>> START LISTED RECORDS

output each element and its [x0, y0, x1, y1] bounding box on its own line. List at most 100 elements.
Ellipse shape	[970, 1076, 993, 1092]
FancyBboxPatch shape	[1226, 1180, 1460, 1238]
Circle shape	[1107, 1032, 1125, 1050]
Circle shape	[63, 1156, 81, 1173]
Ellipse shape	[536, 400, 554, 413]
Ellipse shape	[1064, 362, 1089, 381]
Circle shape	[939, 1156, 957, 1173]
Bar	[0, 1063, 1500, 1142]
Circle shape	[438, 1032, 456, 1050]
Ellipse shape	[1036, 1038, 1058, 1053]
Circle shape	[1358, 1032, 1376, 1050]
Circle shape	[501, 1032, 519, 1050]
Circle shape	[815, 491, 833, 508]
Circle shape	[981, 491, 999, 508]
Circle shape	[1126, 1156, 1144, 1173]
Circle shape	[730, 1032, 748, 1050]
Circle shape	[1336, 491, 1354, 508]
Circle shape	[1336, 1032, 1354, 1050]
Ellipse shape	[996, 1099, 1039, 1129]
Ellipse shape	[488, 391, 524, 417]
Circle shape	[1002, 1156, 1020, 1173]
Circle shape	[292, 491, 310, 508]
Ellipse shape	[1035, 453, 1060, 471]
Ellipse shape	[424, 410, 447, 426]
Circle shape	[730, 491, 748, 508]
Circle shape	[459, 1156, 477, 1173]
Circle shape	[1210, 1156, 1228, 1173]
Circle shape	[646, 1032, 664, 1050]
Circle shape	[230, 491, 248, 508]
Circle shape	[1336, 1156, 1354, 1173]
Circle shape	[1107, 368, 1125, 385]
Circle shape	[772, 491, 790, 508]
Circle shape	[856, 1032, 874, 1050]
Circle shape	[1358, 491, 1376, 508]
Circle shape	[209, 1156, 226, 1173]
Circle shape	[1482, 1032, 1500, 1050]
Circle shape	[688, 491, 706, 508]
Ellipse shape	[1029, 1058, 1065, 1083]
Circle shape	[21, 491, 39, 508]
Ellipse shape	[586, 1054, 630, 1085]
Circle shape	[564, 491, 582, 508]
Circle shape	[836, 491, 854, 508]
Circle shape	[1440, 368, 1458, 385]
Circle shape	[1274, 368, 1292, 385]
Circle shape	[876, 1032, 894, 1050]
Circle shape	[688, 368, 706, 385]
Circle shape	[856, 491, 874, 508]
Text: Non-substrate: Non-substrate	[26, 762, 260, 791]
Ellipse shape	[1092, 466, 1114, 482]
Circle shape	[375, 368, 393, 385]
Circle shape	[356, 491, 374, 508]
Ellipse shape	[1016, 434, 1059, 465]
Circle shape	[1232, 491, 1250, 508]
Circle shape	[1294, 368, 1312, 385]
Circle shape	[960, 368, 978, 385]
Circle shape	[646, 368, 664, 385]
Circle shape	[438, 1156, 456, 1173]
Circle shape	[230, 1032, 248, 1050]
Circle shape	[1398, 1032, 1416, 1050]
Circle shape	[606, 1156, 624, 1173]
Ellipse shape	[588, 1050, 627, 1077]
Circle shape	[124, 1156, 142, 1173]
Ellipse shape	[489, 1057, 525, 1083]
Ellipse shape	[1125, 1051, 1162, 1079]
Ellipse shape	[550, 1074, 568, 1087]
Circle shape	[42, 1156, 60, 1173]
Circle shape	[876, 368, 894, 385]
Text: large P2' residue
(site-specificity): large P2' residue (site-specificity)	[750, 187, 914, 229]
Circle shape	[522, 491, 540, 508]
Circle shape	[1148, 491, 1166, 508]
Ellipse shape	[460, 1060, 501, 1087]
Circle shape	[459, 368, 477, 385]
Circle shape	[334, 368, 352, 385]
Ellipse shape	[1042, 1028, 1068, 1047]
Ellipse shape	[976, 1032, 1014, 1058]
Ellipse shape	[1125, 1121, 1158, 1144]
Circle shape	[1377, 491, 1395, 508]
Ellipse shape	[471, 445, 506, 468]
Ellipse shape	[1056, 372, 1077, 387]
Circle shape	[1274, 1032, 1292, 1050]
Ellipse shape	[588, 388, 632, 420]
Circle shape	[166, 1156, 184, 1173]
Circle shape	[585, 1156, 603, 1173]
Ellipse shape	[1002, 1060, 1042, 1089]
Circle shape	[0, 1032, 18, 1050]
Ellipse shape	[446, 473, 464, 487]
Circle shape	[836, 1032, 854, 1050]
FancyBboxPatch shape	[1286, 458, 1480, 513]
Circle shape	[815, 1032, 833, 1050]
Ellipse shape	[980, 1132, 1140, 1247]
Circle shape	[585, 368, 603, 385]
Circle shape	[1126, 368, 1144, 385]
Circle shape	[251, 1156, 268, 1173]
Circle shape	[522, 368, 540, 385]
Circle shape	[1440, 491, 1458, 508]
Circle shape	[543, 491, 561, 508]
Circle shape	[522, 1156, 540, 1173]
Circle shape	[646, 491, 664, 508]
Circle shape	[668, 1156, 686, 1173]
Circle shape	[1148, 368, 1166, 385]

>> END LISTED RECORDS

Edit the records, starting at the beginning and ending at the line containing "1156, 1144, 1173]", so that "Ellipse" becomes "Oval". Return only those lines, with everything else unchanged.

§ SOLUTION FOR THIS TASK:
output each element and its [x0, y0, x1, y1] bounding box on its own line. List at most 100 elements.
Oval shape	[970, 1076, 993, 1092]
FancyBboxPatch shape	[1226, 1180, 1460, 1238]
Circle shape	[1107, 1032, 1125, 1050]
Circle shape	[63, 1156, 81, 1173]
Oval shape	[536, 400, 554, 413]
Oval shape	[1064, 362, 1089, 381]
Circle shape	[939, 1156, 957, 1173]
Bar	[0, 1063, 1500, 1142]
Circle shape	[438, 1032, 456, 1050]
Oval shape	[1036, 1038, 1058, 1053]
Circle shape	[1358, 1032, 1376, 1050]
Circle shape	[501, 1032, 519, 1050]
Circle shape	[815, 491, 833, 508]
Circle shape	[981, 491, 999, 508]
Circle shape	[1126, 1156, 1144, 1173]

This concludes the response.